Check every line of the entries for "name", and copy the lines that hold it.

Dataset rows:
────────────────────
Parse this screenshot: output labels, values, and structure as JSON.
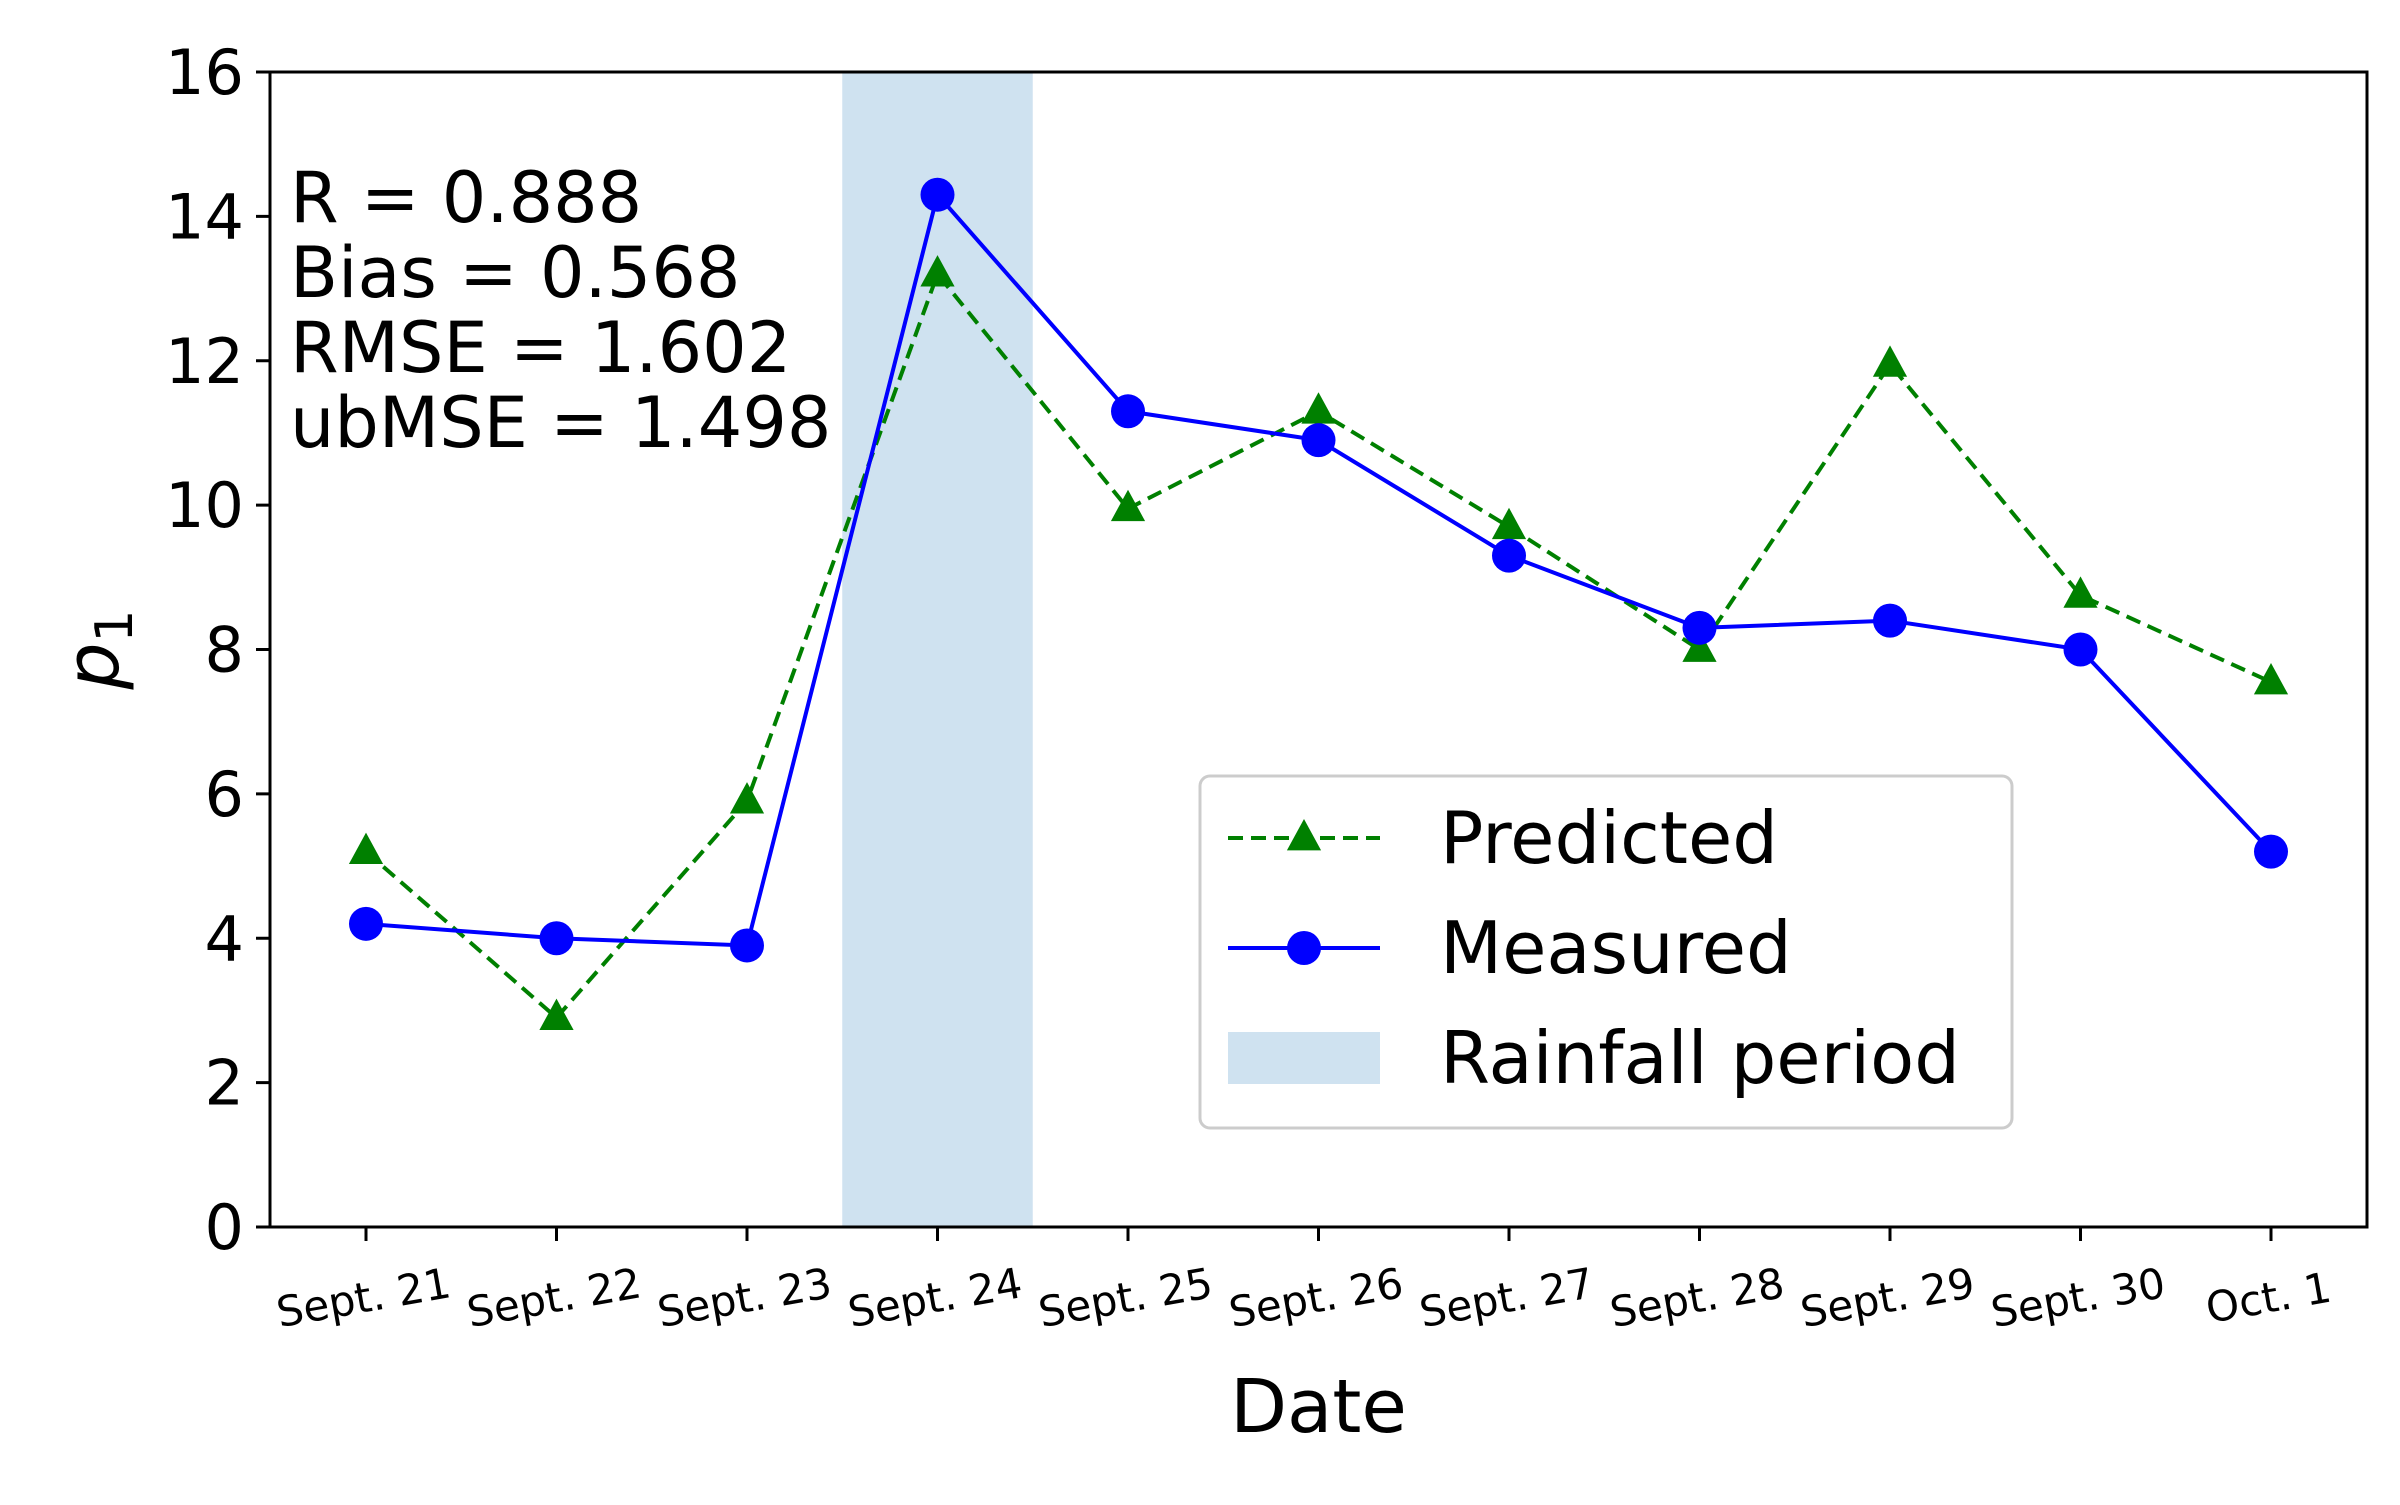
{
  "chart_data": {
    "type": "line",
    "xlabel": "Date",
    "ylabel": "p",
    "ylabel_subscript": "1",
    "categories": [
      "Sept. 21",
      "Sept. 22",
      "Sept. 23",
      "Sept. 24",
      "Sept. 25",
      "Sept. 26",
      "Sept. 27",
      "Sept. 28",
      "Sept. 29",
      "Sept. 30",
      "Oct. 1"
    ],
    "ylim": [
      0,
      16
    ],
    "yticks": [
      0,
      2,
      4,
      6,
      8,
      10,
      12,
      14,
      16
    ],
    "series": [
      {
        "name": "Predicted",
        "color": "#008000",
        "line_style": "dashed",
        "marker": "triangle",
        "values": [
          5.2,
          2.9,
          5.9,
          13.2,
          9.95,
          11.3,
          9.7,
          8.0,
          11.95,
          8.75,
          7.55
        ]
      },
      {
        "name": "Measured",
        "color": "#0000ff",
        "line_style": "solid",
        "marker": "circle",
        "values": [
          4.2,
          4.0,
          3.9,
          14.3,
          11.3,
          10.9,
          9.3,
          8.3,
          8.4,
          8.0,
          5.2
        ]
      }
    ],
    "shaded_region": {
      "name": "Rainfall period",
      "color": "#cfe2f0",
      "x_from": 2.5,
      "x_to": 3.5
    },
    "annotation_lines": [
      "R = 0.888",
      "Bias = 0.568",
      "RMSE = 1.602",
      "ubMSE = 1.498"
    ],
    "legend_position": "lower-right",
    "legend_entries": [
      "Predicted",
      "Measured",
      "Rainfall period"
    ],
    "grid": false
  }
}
────────────────────
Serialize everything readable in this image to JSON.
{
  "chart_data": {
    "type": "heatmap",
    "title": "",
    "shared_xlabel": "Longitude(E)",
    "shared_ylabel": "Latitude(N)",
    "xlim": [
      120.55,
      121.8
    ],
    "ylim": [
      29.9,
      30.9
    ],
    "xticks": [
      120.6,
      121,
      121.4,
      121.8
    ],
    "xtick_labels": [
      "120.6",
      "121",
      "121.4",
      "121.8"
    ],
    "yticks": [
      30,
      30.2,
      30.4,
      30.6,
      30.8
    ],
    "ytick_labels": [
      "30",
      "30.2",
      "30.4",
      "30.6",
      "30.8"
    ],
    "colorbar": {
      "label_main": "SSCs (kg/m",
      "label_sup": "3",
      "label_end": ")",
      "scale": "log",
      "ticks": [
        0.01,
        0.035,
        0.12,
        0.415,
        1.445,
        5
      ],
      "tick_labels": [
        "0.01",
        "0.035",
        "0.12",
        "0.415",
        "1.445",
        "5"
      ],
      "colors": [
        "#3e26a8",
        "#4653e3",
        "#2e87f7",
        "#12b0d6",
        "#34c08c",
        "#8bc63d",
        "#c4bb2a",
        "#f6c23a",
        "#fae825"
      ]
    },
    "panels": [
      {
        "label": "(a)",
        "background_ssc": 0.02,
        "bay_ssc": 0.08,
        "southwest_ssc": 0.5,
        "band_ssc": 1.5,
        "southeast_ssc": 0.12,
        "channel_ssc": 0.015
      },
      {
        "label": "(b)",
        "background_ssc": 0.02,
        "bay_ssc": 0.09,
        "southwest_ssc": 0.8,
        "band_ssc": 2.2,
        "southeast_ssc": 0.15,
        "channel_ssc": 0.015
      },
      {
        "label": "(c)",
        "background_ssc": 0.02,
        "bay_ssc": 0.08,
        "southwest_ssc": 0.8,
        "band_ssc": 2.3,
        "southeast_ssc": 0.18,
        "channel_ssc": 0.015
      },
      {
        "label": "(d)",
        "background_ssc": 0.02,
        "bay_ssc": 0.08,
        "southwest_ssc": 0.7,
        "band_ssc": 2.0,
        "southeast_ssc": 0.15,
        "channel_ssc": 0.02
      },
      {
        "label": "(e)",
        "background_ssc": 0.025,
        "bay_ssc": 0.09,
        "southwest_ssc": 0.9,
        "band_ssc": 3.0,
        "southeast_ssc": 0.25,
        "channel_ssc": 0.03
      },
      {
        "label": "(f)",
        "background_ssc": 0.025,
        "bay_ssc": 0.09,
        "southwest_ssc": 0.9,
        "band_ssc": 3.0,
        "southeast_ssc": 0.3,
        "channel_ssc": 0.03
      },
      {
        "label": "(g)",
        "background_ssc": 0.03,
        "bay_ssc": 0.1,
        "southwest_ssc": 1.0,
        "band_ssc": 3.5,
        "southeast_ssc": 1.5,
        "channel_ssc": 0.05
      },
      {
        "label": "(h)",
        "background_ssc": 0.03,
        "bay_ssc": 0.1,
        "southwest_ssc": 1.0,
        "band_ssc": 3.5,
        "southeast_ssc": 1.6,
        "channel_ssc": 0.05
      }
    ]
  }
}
────────────────────
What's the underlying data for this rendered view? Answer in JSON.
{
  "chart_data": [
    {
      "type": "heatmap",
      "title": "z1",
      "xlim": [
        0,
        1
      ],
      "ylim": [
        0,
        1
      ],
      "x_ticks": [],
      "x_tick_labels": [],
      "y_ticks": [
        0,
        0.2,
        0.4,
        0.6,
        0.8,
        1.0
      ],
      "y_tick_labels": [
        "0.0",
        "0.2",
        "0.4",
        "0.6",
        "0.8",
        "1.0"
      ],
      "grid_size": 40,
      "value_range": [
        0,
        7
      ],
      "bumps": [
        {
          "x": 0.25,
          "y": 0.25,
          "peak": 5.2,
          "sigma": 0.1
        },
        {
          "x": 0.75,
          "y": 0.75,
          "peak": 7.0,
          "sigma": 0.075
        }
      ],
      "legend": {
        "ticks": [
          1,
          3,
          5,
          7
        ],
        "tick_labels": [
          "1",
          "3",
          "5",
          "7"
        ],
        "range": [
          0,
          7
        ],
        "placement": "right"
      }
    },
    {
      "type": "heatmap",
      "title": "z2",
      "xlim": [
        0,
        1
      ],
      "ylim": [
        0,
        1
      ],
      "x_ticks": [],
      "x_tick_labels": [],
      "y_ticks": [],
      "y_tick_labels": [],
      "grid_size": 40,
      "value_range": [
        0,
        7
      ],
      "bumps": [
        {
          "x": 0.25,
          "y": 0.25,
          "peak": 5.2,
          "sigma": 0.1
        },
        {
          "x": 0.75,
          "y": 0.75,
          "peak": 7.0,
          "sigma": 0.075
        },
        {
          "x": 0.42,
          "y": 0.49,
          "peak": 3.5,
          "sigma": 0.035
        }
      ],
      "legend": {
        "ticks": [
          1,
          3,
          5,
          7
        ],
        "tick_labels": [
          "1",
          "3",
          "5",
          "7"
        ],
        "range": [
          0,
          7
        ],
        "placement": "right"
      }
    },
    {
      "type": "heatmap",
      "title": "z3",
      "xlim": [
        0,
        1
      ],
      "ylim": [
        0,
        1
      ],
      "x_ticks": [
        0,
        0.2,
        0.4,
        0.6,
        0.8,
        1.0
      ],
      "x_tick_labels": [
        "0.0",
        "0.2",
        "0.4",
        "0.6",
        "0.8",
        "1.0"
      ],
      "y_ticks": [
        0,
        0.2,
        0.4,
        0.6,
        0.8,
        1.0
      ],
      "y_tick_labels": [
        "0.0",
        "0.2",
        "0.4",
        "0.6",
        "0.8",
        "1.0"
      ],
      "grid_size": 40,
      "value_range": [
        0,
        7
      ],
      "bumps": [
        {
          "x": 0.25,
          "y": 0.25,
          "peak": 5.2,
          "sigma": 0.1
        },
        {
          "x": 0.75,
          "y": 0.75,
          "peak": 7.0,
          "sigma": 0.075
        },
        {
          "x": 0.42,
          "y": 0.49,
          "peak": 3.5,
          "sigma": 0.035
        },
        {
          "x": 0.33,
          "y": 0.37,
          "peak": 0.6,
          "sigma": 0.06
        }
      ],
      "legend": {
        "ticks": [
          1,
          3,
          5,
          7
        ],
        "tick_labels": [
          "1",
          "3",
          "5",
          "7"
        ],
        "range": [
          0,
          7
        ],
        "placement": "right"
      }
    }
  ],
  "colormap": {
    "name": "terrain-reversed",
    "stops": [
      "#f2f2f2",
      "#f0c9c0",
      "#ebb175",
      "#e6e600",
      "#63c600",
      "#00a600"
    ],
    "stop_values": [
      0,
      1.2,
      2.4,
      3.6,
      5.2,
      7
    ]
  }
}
────────────────────
> [COMPLETE RESPONSE]
        "name": "Predicted",
        "name": "Measured",
      "name": "Rainfall period",
    "name": "terrain-reversed",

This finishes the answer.